Recorded data:
⁂

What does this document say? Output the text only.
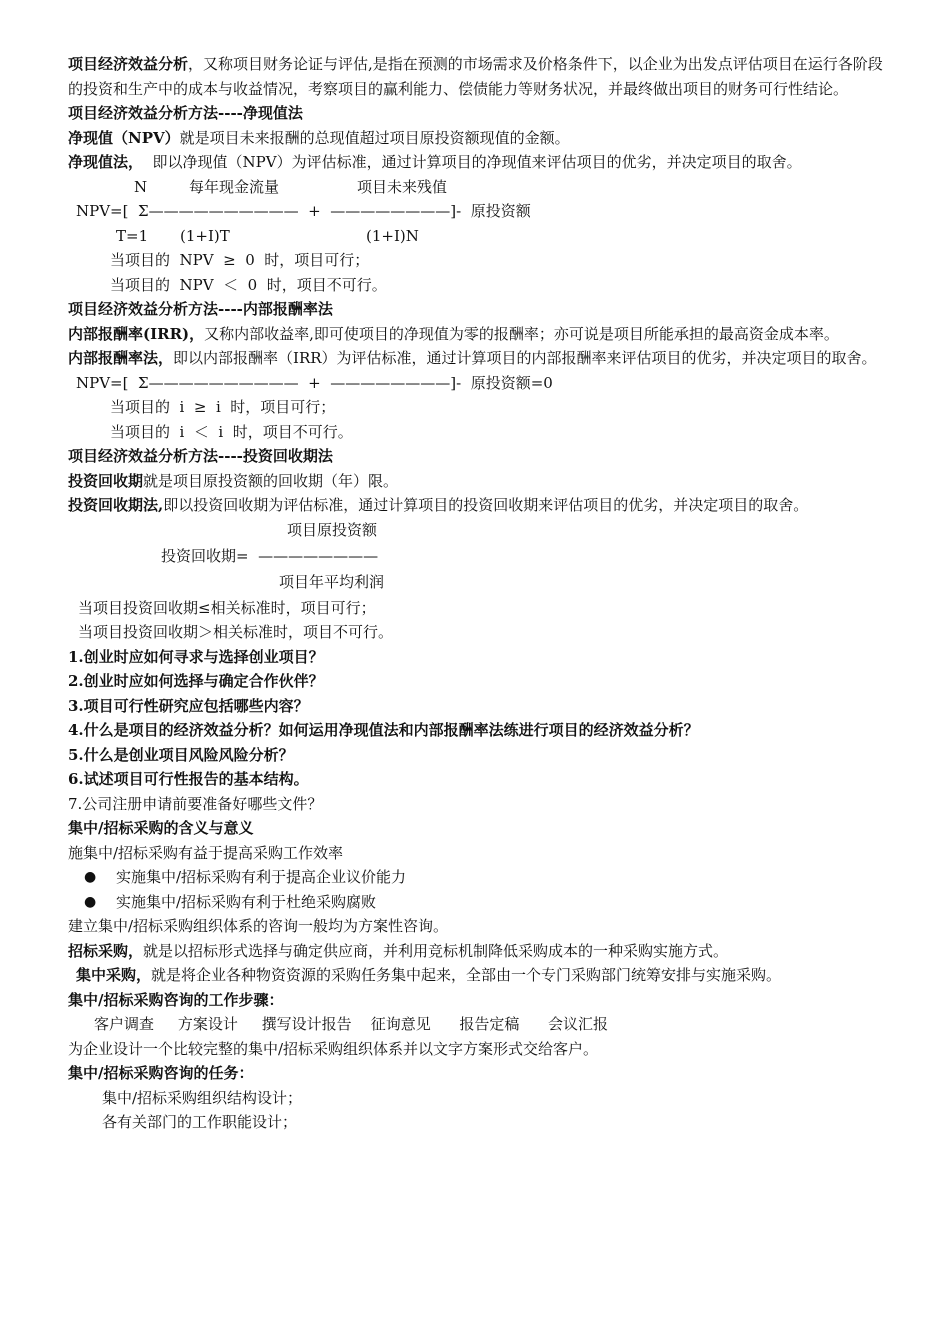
项目经济效益分析，又称项目财务论证与评估,是指在预测的市场需求及价格条件下，以企业为出发点评估项目在运行各阶段的投资和生产中的成本与收益情况，考察项目的赢利能力、偿债能力等财务状况，并最终做出项目的财务可行性结论。

项目经济效益分析方法----净现值法

净现值（NPV）就是项目未来报酬的总现值超过项目原投资额现值的金额。

净现值法，  即以净现值（NPV）为评估标准，通过计算项目的净现值来评估项目的优劣，并决定项目的取舍。

N

	每年现金流量

	项目未来残值

NPV=[  Σ——————————  +  ————————]-  原投资额

T=1

(1+I)T

	(1+I)N

当项目的  NPV  ≥  0  时，项目可行；

当项目的  NPV  ＜  0  时，项目不可行。

项目经济效益分析方法----内部报酬率法

内部报酬率(IRR)，又称内部收益率,即可使项目的净现值为零的报酬率；亦可说是项目所能承担的最高资金成本率。

内部报酬率法，即以内部报酬率（IRR）为评估标准，通过计算项目的内部报酬率来评估项目的优劣，并决定项目的取舍。

NPV=[  Σ——————————  +  ————————]-  原投资额=0

当项目的  i  ≥  i  时，项目可行；

当项目的  i  ＜  i  时，项目不可行。

项目经济效益分析方法----投资回收期法

投资回收期就是项目原投资额的回收期（年）限。

投资回收期法,即以投资回收期为评估标准，通过计算项目的投资回收期来评估项目的优劣，并决定项目的取舍。

项目原投资额

投资回收期=  ————————

项目年平均利润

当项目投资回收期≤相关标准时，项目可行；

当项目投资回收期＞相关标准时，项目不可行。

1.创业时应如何寻求与选择创业项目？

2.创业时应如何选择与确定合作伙伴？

3.项目可行性研究应包括哪些内容？

4.什么是项目的经济效益分析？如何运用净现值法和内部报酬率法练进行项目的经济效益分析？

5.什么是创业项目风险风险分析？

6.试述项目可行性报告的基本结构。

7.公司注册申请前要准备好哪些文件？

集中/招标采购的含义与意义

施集中/招标采购有益于提高采购工作效率

●	实施集中/招标采购有利于提高企业议价能力
●	实施集中/招标采购有利于杜绝采购腐败

建立集中/招标采购组织体系的咨询一般均为方案性咨询。

招标采购，就是以招标形式选择与确定供应商，并利用竞标机制降低采购成本的一种采购实施方式。

集中采购，就是将企业各种物资资源的采购任务集中起来，全部由一个专门采购部门统筹安排与实施采购。

集中/招标采购咨询的工作步骤：

客户调查     方案设计     撰写设计报告    征询意见      报告定稿      会议汇报

为企业设计一个比较完整的集中/招标采购组织体系并以文字方案形式交给客户。

集中/招标采购咨询的任务：

集中/招标采购组织结构设计；

各有关部门的工作职能设计；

⁂

§ PROBLEM DETAILS: Your task is to reproduce all of the material exactly. The pictures stay out.

§ WRITTEN REPLY:
What does this document say? Output the text only.
项目经济效益分析，又称项目财务论证与评估,是指在预测的市场需求及价格条件下，以企业为出发点评估项目在运行各阶段的投资和生产中的成本与收益情况，考察项目的赢利能力、偿债能力等财务状况，并最终做出项目的财务可行性结论。

项目经济效益分析方法----净现值法

净现值（NPV）就是项目未来报酬的总现值超过项目原投资额现值的金额。

净现值法，  即以净现值（NPV）为评估标准，通过计算项目的净现值来评估项目的优劣，并决定项目的取舍。

N

	每年现金流量

	项目未来残值

NPV=[  Σ——————————  +  ————————]-  原投资额

T=1

(1+I)T

	(1+I)N

当项目的  NPV  ≥  0  时，项目可行；

当项目的  NPV  ＜  0  时，项目不可行。

项目经济效益分析方法----内部报酬率法

内部报酬率(IRR)，又称内部收益率,即可使项目的净现值为零的报酬率；亦可说是项目所能承担的最高资金成本率。

内部报酬率法，即以内部报酬率（IRR）为评估标准，通过计算项目的内部报酬率来评估项目的优劣，并决定项目的取舍。

NPV=[  Σ——————————  +  ————————]-  原投资额=0

当项目的  i  ≥  i  时，项目可行；

当项目的  i  ＜  i  时，项目不可行。

项目经济效益分析方法----投资回收期法

投资回收期就是项目原投资额的回收期（年）限。

投资回收期法,即以投资回收期为评估标准，通过计算项目的投资回收期来评估项目的优劣，并决定项目的取舍。

项目原投资额

投资回收期=  ————————

项目年平均利润

当项目投资回收期≤相关标准时，项目可行；

当项目投资回收期＞相关标准时，项目不可行。

1.创业时应如何寻求与选择创业项目？

2.创业时应如何选择与确定合作伙伴？

3.项目可行性研究应包括哪些内容？

4.什么是项目的经济效益分析？如何运用净现值法和内部报酬率法练进行项目的经济效益分析？

5.什么是创业项目风险风险分析？

6.试述项目可行性报告的基本结构。

7.公司注册申请前要准备好哪些文件？

集中/招标采购的含义与意义

施集中/招标采购有益于提高采购工作效率

●	实施集中/招标采购有利于提高企业议价能力
●	实施集中/招标采购有利于杜绝采购腐败

建立集中/招标采购组织体系的咨询一般均为方案性咨询。

招标采购，就是以招标形式选择与确定供应商，并利用竞标机制降低采购成本的一种采购实施方式。

集中采购，就是将企业各种物资资源的采购任务集中起来，全部由一个专门采购部门统筹安排与实施采购。

集中/招标采购咨询的工作步骤：

客户调查     方案设计     撰写设计报告    征询意见      报告定稿      会议汇报

为企业设计一个比较完整的集中/招标采购组织体系并以文字方案形式交给客户。

集中/招标采购咨询的任务：

集中/招标采购组织结构设计；

各有关部门的工作职能设计；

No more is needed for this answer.